▶ [The request] Pull each line holding "this" out of the entries below.
═════ Material provided
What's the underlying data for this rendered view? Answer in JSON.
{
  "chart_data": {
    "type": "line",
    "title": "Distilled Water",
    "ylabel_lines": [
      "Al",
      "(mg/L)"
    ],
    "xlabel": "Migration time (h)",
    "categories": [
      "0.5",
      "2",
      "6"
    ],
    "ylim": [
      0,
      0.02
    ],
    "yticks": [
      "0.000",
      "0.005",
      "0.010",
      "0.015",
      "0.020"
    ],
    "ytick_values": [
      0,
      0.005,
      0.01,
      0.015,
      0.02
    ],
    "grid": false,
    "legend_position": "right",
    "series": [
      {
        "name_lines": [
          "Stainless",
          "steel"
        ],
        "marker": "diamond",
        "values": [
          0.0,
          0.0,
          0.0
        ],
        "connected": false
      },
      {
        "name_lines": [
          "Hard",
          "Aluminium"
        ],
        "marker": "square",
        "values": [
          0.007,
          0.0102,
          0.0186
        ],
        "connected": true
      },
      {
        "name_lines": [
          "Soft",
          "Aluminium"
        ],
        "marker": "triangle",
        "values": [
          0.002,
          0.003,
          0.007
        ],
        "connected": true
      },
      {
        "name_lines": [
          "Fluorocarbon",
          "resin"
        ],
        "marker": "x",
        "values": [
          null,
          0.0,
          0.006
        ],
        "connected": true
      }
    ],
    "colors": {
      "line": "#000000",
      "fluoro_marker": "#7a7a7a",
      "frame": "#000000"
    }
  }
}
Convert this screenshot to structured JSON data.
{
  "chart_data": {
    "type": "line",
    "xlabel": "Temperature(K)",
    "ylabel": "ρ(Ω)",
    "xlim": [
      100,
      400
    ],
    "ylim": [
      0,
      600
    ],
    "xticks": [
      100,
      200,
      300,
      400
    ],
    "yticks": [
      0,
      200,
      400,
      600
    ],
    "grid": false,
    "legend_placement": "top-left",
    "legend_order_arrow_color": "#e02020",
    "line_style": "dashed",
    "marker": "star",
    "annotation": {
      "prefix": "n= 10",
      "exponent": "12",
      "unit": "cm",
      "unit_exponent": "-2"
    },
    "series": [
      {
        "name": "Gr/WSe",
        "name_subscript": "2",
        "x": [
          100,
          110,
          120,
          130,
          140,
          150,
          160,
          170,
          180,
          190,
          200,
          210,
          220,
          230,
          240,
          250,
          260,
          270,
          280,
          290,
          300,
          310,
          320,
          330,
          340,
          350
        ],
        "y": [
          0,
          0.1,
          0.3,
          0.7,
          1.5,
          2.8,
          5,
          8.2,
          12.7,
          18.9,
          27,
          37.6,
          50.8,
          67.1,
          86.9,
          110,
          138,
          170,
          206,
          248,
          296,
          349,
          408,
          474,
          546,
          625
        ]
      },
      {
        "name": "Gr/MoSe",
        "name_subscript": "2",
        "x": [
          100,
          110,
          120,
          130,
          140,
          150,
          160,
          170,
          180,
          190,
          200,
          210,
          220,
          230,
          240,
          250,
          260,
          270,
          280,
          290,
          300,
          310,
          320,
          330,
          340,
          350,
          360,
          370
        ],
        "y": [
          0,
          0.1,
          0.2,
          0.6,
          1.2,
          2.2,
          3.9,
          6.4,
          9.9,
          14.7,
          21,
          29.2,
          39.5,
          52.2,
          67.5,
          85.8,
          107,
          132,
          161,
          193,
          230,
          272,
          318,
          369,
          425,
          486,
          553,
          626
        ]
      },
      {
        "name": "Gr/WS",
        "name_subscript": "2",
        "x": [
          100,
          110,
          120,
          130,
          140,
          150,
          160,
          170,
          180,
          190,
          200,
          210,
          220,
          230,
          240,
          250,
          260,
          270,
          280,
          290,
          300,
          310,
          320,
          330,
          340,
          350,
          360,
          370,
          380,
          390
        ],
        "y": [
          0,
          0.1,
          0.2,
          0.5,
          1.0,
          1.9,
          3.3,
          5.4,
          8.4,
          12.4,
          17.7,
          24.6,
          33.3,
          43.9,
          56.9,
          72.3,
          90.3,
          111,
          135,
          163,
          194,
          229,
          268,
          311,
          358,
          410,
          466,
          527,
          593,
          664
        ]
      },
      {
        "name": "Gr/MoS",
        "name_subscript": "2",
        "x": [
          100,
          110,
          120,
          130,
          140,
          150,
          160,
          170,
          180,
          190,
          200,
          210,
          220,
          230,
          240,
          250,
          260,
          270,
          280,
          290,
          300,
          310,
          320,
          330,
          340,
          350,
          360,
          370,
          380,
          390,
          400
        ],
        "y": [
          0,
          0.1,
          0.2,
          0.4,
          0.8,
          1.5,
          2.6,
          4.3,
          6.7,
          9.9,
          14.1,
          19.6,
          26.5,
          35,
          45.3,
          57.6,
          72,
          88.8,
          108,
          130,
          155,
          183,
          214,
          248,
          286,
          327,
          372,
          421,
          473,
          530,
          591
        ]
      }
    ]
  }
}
══════════
▶ [Task output]
What's the underlying data for this rendered view? Answer in JSON.
Convert this screenshot to structured JSON data.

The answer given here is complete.